Images do not belong in the copy. Retype all the entries below exactly.

━━━━━━

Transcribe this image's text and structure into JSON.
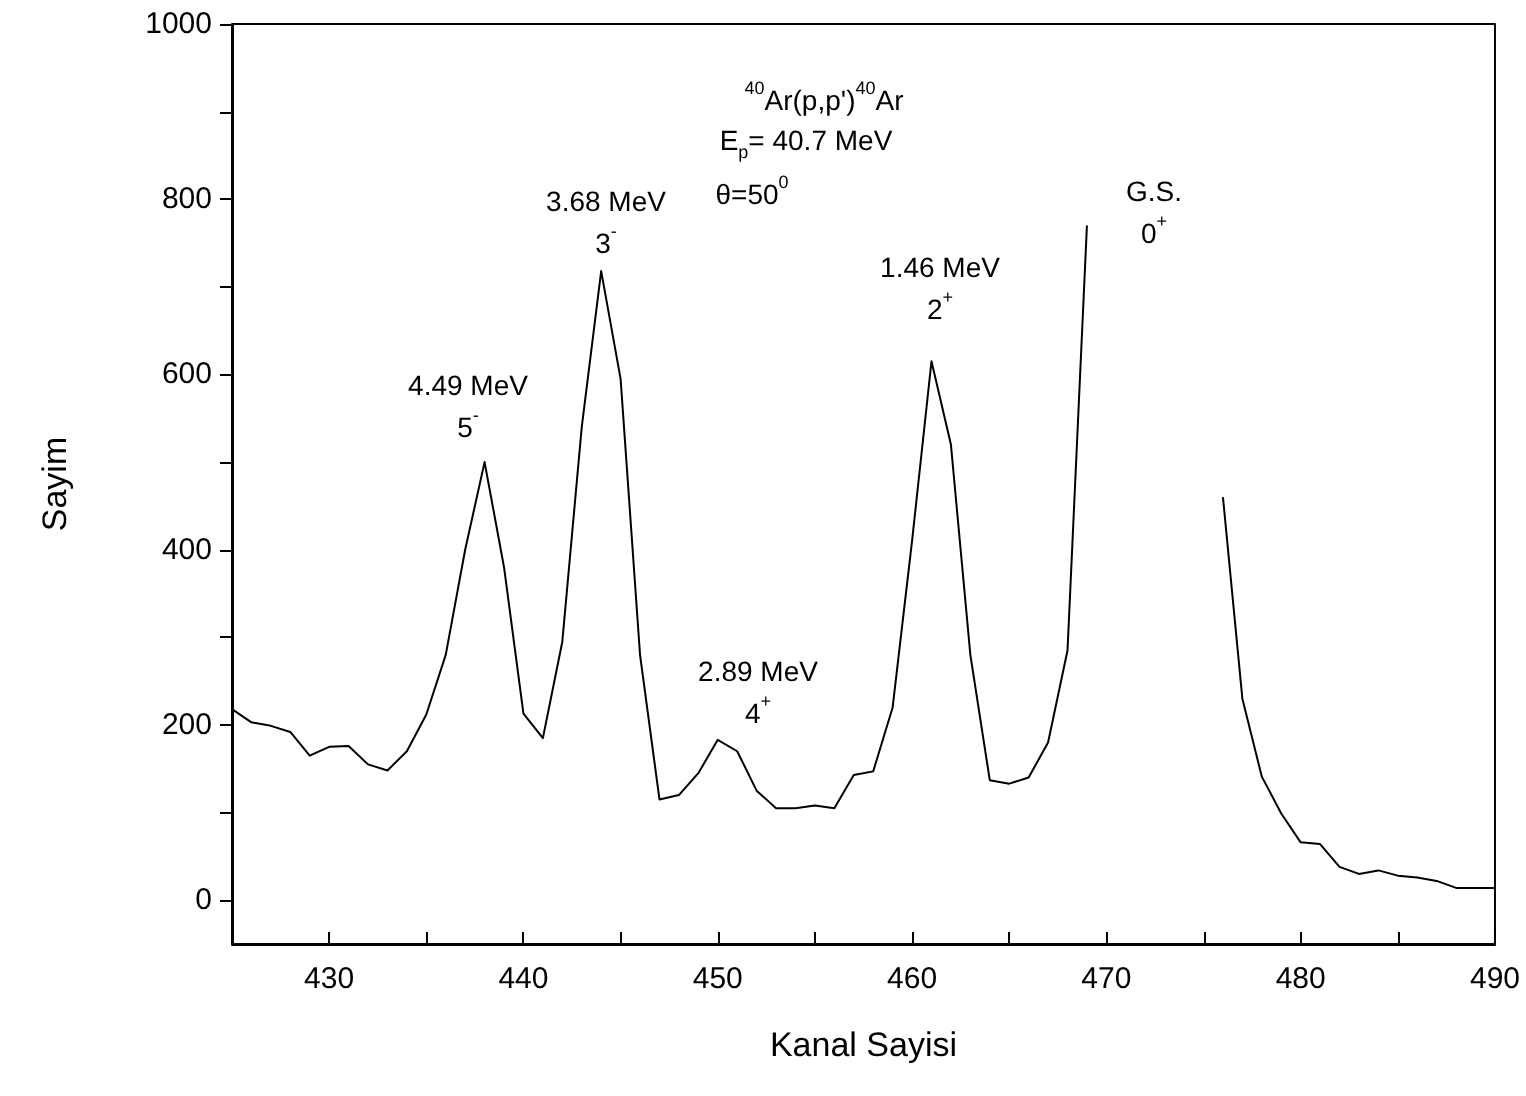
{
  "chart_data": {
    "type": "line",
    "xlabel": "Kanal Sayisi",
    "ylabel": "Sayim",
    "x": [
      425,
      426,
      427,
      428,
      429,
      430,
      431,
      432,
      433,
      434,
      435,
      436,
      437,
      438,
      439,
      440,
      441,
      442,
      443,
      444,
      445,
      446,
      447,
      448,
      449,
      450,
      451,
      452,
      453,
      454,
      455,
      456,
      457,
      458,
      459,
      460,
      461,
      462,
      463,
      464,
      465,
      466,
      467,
      468,
      469,
      470,
      471,
      472,
      473,
      474,
      475,
      476,
      477,
      478,
      479,
      480,
      481,
      482,
      483,
      484,
      485,
      486,
      487,
      488,
      489,
      490
    ],
    "series": [
      {
        "color": "#000000",
        "values": [
          218,
          203,
          199,
          192,
          165,
          175,
          176,
          155,
          148,
          170,
          212,
          280,
          400,
          500,
          380,
          213,
          185,
          295,
          540,
          718,
          595,
          280,
          115,
          120,
          145,
          183,
          170,
          125,
          105,
          105,
          108,
          105,
          143,
          147,
          220,
          410,
          615,
          520,
          280,
          137,
          133,
          140,
          180,
          285,
          770,
          null,
          null,
          null,
          null,
          null,
          null,
          460,
          230,
          141,
          99,
          66,
          64,
          38,
          30,
          34,
          28,
          26,
          22,
          14,
          14,
          14
        ]
      }
    ],
    "xlim": [
      425,
      490
    ],
    "xticks": [
      {
        "value": 425,
        "label": null
      },
      430,
      {
        "value": 435,
        "label": null
      },
      440,
      {
        "value": 445,
        "label": null
      },
      450,
      {
        "value": 455,
        "label": null
      },
      460,
      {
        "value": 465,
        "label": null
      },
      470,
      {
        "value": 475,
        "label": null
      },
      480,
      {
        "value": 485,
        "label": null
      },
      490
    ],
    "ylim": [
      -50,
      1000
    ],
    "yticks": [
      0,
      {
        "value": 100,
        "label": null
      },
      200,
      {
        "value": 300,
        "label": null
      },
      400,
      {
        "value": 500,
        "label": null
      },
      600,
      {
        "value": 700,
        "label": null
      },
      800,
      {
        "value": 900,
        "label": null
      },
      1000
    ],
    "grid": false,
    "marker": "none",
    "line_style": "solid",
    "annotations": [
      "4.49 MeV\n5$^{-}$",
      "3.68 MeV\n3$^{-}$",
      "2.89 MeV\n4$^{+}$",
      "1.46 MeV\n2$^{+}$",
      "G.S.\n0$^{+}$",
      "$^{40}$Ar(p,p')$^{40}$Ar",
      "E$_{p}$= 40.7 MeV",
      "θ=50$^{0}$"
    ]
  }
}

━━━━━━

**FINAL RESULT**
Transcribe this image's text and structure into JSON.
{
  "chart_data": {
    "type": "line",
    "xlabel": "Kanal Sayisi",
    "ylabel": "Sayim",
    "x": [
      425,
      426,
      427,
      428,
      429,
      430,
      431,
      432,
      433,
      434,
      435,
      436,
      437,
      438,
      439,
      440,
      441,
      442,
      443,
      444,
      445,
      446,
      447,
      448,
      449,
      450,
      451,
      452,
      453,
      454,
      455,
      456,
      457,
      458,
      459,
      460,
      461,
      462,
      463,
      464,
      465,
      466,
      467,
      468,
      469,
      470,
      471,
      472,
      473,
      474,
      475,
      476,
      477,
      478,
      479,
      480,
      481,
      482,
      483,
      484,
      485,
      486,
      487,
      488,
      489,
      490
    ],
    "series": [
      {
        "color": "#000000",
        "values": [
          218,
          203,
          199,
          192,
          165,
          175,
          176,
          155,
          148,
          170,
          212,
          280,
          400,
          500,
          380,
          213,
          185,
          295,
          540,
          718,
          595,
          280,
          115,
          120,
          145,
          183,
          170,
          125,
          105,
          105,
          108,
          105,
          143,
          147,
          220,
          410,
          615,
          520,
          280,
          137,
          133,
          140,
          180,
          285,
          770,
          null,
          null,
          null,
          null,
          null,
          null,
          460,
          230,
          141,
          99,
          66,
          64,
          38,
          30,
          34,
          28,
          26,
          22,
          14,
          14,
          14
        ]
      }
    ],
    "xlim": [
      425,
      490
    ],
    "xticks": [
      {
        "value": 425,
        "label": null
      },
      430,
      {
        "value": 435,
        "label": null
      },
      440,
      {
        "value": 445,
        "label": null
      },
      450,
      {
        "value": 455,
        "label": null
      },
      460,
      {
        "value": 465,
        "label": null
      },
      470,
      {
        "value": 475,
        "label": null
      },
      480,
      {
        "value": 485,
        "label": null
      },
      490
    ],
    "ylim": [
      -50,
      1000
    ],
    "yticks": [
      0,
      {
        "value": 100,
        "label": null
      },
      200,
      {
        "value": 300,
        "label": null
      },
      400,
      {
        "value": 500,
        "label": null
      },
      600,
      {
        "value": 700,
        "label": null
      },
      800,
      {
        "value": 900,
        "label": null
      },
      1000
    ],
    "grid": false,
    "marker": "none",
    "line_style": "solid",
    "annotations": [
      "4.49 MeV\n5$^{-}$",
      "3.68 MeV\n3$^{-}$",
      "2.89 MeV\n4$^{+}$",
      "1.46 MeV\n2$^{+}$",
      "G.S.\n0$^{+}$",
      "$^{40}$Ar(p,p')$^{40}$Ar",
      "E$_{p}$= 40.7 MeV",
      "θ=50$^{0}$"
    ]
  }
}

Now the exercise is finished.